***** Dataset

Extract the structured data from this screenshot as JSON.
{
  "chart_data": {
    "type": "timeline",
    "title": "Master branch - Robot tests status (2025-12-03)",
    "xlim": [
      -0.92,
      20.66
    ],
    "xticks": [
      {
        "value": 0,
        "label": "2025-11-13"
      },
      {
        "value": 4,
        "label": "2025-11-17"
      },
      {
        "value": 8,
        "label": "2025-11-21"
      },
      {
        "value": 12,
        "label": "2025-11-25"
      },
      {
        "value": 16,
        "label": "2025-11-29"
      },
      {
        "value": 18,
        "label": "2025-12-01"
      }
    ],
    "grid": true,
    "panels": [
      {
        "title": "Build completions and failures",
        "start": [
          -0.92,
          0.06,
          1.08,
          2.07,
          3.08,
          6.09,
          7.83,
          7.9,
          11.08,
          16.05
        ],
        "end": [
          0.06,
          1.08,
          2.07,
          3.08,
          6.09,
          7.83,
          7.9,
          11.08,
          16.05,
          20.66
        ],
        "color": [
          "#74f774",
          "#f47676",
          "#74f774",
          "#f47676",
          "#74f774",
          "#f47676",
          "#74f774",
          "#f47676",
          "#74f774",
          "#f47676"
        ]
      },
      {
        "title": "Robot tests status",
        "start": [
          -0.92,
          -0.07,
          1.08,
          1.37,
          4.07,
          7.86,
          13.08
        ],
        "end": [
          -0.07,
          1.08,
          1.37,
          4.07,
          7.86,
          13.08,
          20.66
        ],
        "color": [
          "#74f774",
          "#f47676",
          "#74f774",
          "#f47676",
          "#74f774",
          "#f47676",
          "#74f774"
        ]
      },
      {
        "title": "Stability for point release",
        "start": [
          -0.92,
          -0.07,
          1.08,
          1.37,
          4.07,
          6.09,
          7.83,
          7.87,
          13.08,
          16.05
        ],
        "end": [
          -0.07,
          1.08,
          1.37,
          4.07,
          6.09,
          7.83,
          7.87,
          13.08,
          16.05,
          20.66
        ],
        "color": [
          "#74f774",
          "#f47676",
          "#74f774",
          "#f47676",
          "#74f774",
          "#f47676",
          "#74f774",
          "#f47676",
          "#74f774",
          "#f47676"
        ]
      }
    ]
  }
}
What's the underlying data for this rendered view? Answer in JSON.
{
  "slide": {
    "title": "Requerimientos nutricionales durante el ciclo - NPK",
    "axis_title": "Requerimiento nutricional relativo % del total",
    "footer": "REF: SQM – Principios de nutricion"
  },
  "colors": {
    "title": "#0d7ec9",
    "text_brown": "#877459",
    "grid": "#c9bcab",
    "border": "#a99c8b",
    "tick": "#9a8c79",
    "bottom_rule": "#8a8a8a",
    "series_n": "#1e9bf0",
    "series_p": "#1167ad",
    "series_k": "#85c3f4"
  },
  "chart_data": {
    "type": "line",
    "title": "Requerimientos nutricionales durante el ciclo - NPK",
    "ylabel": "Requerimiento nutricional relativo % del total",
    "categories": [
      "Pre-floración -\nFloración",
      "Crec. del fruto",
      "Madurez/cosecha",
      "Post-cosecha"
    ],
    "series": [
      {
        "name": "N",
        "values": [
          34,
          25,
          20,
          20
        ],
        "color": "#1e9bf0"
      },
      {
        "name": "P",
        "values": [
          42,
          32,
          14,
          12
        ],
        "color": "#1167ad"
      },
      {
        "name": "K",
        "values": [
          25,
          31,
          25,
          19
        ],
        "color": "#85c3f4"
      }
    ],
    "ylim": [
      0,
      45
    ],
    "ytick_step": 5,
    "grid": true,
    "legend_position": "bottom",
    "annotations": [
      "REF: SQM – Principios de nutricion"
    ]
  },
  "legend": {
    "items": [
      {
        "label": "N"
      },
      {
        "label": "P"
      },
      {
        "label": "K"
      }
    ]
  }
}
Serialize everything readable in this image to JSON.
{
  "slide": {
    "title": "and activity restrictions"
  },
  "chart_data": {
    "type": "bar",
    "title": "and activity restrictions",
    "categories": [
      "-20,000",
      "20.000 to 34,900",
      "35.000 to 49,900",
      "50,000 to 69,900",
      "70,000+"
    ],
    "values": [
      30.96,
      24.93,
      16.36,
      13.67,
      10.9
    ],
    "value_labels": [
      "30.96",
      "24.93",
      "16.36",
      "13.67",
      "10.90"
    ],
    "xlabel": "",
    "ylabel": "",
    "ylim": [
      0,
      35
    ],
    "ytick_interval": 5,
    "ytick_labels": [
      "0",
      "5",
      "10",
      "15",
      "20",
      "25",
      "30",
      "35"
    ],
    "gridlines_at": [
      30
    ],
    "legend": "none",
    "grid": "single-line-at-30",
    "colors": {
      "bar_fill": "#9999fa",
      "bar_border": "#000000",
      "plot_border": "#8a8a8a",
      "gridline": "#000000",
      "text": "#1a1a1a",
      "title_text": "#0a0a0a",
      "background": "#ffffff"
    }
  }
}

**********

--- What is required ---
Set all of the records down again, exactly as they stand.

--- Final result ---
Extract the structured data from this screenshot as JSON.
{
  "chart_data": {
    "type": "timeline",
    "title": "Master branch - Robot tests status (2025-12-03)",
    "xlim": [
      -0.92,
      20.66
    ],
    "xticks": [
      {
        "value": 0,
        "label": "2025-11-13"
      },
      {
        "value": 4,
        "label": "2025-11-17"
      },
      {
        "value": 8,
        "label": "2025-11-21"
      },
      {
        "value": 12,
        "label": "2025-11-25"
      },
      {
        "value": 16,
        "label": "2025-11-29"
      },
      {
        "value": 18,
        "label": "2025-12-01"
      }
    ],
    "grid": true,
    "panels": [
      {
        "title": "Build completions and failures",
        "start": [
          -0.92,
          0.06,
          1.08,
          2.07,
          3.08,
          6.09,
          7.83,
          7.9,
          11.08,
          16.05
        ],
        "end": [
          0.06,
          1.08,
          2.07,
          3.08,
          6.09,
          7.83,
          7.9,
          11.08,
          16.05,
          20.66
        ],
        "color": [
          "#74f774",
          "#f47676",
          "#74f774",
          "#f47676",
          "#74f774",
          "#f47676",
          "#74f774",
          "#f47676",
          "#74f774",
          "#f47676"
        ]
      },
      {
        "title": "Robot tests status",
        "start": [
          -0.92,
          -0.07,
          1.08,
          1.37,
          4.07,
          7.86,
          13.08
        ],
        "end": [
          -0.07,
          1.08,
          1.37,
          4.07,
          7.86,
          13.08,
          20.66
        ],
        "color": [
          "#74f774",
          "#f47676",
          "#74f774",
          "#f47676",
          "#74f774",
          "#f47676",
          "#74f774"
        ]
      },
      {
        "title": "Stability for point release",
        "start": [
          -0.92,
          -0.07,
          1.08,
          1.37,
          4.07,
          6.09,
          7.83,
          7.87,
          13.08,
          16.05
        ],
        "end": [
          -0.07,
          1.08,
          1.37,
          4.07,
          6.09,
          7.83,
          7.87,
          13.08,
          16.05,
          20.66
        ],
        "color": [
          "#74f774",
          "#f47676",
          "#74f774",
          "#f47676",
          "#74f774",
          "#f47676",
          "#74f774",
          "#f47676",
          "#74f774",
          "#f47676"
        ]
      }
    ]
  }
}
What's the underlying data for this rendered view? Answer in JSON.
{
  "slide": {
    "title": "Requerimientos nutricionales durante el ciclo - NPK",
    "axis_title": "Requerimiento nutricional relativo % del total",
    "footer": "REF: SQM – Principios de nutricion"
  },
  "colors": {
    "title": "#0d7ec9",
    "text_brown": "#877459",
    "grid": "#c9bcab",
    "border": "#a99c8b",
    "tick": "#9a8c79",
    "bottom_rule": "#8a8a8a",
    "series_n": "#1e9bf0",
    "series_p": "#1167ad",
    "series_k": "#85c3f4"
  },
  "chart_data": {
    "type": "line",
    "title": "Requerimientos nutricionales durante el ciclo - NPK",
    "ylabel": "Requerimiento nutricional relativo % del total",
    "categories": [
      "Pre-floración -\nFloración",
      "Crec. del fruto",
      "Madurez/cosecha",
      "Post-cosecha"
    ],
    "series": [
      {
        "name": "N",
        "values": [
          34,
          25,
          20,
          20
        ],
        "color": "#1e9bf0"
      },
      {
        "name": "P",
        "values": [
          42,
          32,
          14,
          12
        ],
        "color": "#1167ad"
      },
      {
        "name": "K",
        "values": [
          25,
          31,
          25,
          19
        ],
        "color": "#85c3f4"
      }
    ],
    "ylim": [
      0,
      45
    ],
    "ytick_step": 5,
    "grid": true,
    "legend_position": "bottom",
    "annotations": [
      "REF: SQM – Principios de nutricion"
    ]
  },
  "legend": {
    "items": [
      {
        "label": "N"
      },
      {
        "label": "P"
      },
      {
        "label": "K"
      }
    ]
  }
}
Serialize everything readable in this image to JSON.
{
  "slide": {
    "title": "and activity restrictions"
  },
  "chart_data": {
    "type": "bar",
    "title": "and activity restrictions",
    "categories": [
      "-20,000",
      "20.000 to 34,900",
      "35.000 to 49,900",
      "50,000 to 69,900",
      "70,000+"
    ],
    "values": [
      30.96,
      24.93,
      16.36,
      13.67,
      10.9
    ],
    "value_labels": [
      "30.96",
      "24.93",
      "16.36",
      "13.67",
      "10.90"
    ],
    "xlabel": "",
    "ylabel": "",
    "ylim": [
      0,
      35
    ],
    "ytick_interval": 5,
    "ytick_labels": [
      "0",
      "5",
      "10",
      "15",
      "20",
      "25",
      "30",
      "35"
    ],
    "gridlines_at": [
      30
    ],
    "legend": "none",
    "grid": "single-line-at-30",
    "colors": {
      "bar_fill": "#9999fa",
      "bar_border": "#000000",
      "plot_border": "#8a8a8a",
      "gridline": "#000000",
      "text": "#1a1a1a",
      "title_text": "#0a0a0a",
      "background": "#ffffff"
    }
  }
}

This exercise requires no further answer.